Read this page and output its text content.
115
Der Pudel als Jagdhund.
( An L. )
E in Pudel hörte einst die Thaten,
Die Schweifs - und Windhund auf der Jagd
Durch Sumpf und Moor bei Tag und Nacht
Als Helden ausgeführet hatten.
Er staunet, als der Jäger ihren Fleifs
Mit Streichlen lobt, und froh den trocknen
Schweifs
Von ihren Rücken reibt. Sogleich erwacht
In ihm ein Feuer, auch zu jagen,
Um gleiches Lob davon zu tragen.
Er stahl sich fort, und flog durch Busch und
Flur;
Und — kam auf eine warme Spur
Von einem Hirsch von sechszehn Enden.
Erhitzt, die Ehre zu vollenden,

**TASK INSTRUCTIONS**
Reproduce the material precisely, including every line.

**EXERCISE RESULT**
Read this page and output its text content.
115
Der Pudel als Jagdhund.
( An L. )
E in Pudel hörte einst die Thaten,
Die Schweifs - und Windhund auf der Jagd
Durch Sumpf und Moor bei Tag und Nacht
Als Helden ausgeführet hatten.
Er staunet, als der Jäger ihren Fleifs
Mit Streichlen lobt, und froh den trocknen
Schweifs
Von ihren Rücken reibt. Sogleich erwacht
In ihm ein Feuer, auch zu jagen,
Um gleiches Lob davon zu tragen.
Er stahl sich fort, und flog durch Busch und
Flur;
Und — kam auf eine warme Spur
Von einem Hirsch von sechszehn Enden.
Erhitzt, die Ehre zu vollenden,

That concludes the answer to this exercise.